-- What you have to do --
Wherever a line in the data holds the word "Anthony", pull that line out.
-------- Entries shown
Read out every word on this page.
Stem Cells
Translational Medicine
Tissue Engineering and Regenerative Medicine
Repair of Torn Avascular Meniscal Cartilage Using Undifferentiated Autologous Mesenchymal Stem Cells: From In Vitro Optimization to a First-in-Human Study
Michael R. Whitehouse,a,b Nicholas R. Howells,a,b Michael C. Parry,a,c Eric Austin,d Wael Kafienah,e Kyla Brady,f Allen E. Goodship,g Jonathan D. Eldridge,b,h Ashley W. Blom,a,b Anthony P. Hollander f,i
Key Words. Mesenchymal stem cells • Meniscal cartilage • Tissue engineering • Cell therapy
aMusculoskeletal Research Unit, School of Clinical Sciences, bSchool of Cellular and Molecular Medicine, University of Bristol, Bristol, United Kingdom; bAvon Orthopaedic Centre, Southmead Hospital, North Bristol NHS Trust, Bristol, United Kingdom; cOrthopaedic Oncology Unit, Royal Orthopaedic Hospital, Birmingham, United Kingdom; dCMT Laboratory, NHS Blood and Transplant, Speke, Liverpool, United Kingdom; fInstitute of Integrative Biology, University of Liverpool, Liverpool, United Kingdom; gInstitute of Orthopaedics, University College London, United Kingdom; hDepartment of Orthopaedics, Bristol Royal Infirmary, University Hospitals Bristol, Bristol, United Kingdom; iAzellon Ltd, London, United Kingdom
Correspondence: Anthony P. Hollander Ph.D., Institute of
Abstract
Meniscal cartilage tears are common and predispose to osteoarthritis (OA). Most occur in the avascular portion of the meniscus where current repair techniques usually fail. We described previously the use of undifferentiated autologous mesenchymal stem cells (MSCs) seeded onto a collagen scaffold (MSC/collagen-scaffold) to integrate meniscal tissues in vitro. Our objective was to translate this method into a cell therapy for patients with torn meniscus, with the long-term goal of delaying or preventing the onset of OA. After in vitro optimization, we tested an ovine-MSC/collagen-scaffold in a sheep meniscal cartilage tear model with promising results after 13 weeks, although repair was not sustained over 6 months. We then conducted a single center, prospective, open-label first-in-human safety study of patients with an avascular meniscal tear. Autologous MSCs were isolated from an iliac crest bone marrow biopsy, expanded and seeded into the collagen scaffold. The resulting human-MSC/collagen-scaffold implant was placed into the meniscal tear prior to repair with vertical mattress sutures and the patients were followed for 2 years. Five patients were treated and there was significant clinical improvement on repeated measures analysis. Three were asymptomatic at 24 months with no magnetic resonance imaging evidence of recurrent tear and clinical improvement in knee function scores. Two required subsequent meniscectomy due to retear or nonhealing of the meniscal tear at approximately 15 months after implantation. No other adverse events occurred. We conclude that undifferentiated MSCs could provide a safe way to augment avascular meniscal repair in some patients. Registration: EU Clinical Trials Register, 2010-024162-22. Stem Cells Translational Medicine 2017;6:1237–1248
----------------
-------- Entries shown
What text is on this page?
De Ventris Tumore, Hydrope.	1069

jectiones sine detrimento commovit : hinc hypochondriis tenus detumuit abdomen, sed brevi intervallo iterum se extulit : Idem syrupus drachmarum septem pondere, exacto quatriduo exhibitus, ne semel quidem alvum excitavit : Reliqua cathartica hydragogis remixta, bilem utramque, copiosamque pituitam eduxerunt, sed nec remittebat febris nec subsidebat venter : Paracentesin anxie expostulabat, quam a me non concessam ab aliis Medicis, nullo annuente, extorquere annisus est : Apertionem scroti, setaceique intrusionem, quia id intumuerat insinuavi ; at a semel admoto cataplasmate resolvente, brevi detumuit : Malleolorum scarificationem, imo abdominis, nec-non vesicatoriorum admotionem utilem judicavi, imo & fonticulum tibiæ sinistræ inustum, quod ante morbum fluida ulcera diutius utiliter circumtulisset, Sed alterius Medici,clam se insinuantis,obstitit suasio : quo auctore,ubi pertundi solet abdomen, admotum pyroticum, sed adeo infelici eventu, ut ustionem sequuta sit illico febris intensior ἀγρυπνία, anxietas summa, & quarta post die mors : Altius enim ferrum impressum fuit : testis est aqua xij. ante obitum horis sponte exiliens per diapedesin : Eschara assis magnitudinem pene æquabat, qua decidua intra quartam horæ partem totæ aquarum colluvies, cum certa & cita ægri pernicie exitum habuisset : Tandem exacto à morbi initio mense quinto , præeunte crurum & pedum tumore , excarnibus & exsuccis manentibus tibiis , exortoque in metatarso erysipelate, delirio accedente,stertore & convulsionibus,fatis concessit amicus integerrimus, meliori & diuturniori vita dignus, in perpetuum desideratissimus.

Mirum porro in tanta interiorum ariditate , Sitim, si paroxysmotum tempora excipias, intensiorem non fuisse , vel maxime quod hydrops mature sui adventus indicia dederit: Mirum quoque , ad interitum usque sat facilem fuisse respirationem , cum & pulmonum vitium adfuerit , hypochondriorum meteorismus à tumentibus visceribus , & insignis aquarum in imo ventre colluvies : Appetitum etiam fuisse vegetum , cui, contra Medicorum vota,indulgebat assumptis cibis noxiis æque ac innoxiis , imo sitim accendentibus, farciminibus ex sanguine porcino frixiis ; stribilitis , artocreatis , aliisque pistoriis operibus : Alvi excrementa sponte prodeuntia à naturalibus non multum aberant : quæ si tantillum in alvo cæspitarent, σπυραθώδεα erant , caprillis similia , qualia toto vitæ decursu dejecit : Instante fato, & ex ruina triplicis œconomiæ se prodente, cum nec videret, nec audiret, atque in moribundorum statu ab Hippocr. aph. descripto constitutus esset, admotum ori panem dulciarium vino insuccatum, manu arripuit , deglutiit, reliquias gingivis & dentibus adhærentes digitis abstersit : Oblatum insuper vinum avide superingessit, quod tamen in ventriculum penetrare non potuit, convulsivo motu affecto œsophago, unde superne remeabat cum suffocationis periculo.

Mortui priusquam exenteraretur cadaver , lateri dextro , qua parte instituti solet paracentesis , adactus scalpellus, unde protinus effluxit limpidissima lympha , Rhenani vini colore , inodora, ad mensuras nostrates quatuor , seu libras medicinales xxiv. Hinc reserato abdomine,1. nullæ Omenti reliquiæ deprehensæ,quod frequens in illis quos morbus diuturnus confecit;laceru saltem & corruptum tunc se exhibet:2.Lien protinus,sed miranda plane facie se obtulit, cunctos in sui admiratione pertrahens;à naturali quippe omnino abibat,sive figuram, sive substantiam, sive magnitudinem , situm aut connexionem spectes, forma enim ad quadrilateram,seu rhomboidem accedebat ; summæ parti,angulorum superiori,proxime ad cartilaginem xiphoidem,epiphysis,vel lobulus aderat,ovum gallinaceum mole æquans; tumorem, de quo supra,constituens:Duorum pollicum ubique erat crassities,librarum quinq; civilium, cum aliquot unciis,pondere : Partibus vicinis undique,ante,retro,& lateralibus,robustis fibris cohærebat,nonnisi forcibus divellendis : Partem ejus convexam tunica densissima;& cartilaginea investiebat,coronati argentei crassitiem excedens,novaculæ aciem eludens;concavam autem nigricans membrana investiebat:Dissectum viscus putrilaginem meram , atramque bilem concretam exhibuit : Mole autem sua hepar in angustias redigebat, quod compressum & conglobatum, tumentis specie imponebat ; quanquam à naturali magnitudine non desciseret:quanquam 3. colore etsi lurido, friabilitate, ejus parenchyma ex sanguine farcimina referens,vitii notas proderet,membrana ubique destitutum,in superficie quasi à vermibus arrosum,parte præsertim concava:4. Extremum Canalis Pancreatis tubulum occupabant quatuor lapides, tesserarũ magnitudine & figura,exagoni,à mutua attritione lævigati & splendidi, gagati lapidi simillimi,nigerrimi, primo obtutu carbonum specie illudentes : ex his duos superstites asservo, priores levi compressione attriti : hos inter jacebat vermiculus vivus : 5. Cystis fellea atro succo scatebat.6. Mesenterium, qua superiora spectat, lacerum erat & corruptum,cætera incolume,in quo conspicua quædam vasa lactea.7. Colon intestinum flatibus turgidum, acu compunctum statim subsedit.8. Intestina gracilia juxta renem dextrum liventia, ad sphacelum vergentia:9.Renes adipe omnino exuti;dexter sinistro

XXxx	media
----------------
-- Answer to this exercise --
Michael R. Whitehouse,a,b Nicholas R. Howells,a,b Michael C. Parry,a,c Eric Austin,d Wael Kafienah,e Kyla Brady,f Allen E. Goodship,g Jonathan D. Eldridge,b,h Ashley W. Blom,a,b Anthony P. Hollander f,i
Correspondence: Anthony P. Hollander Ph.D., Institute of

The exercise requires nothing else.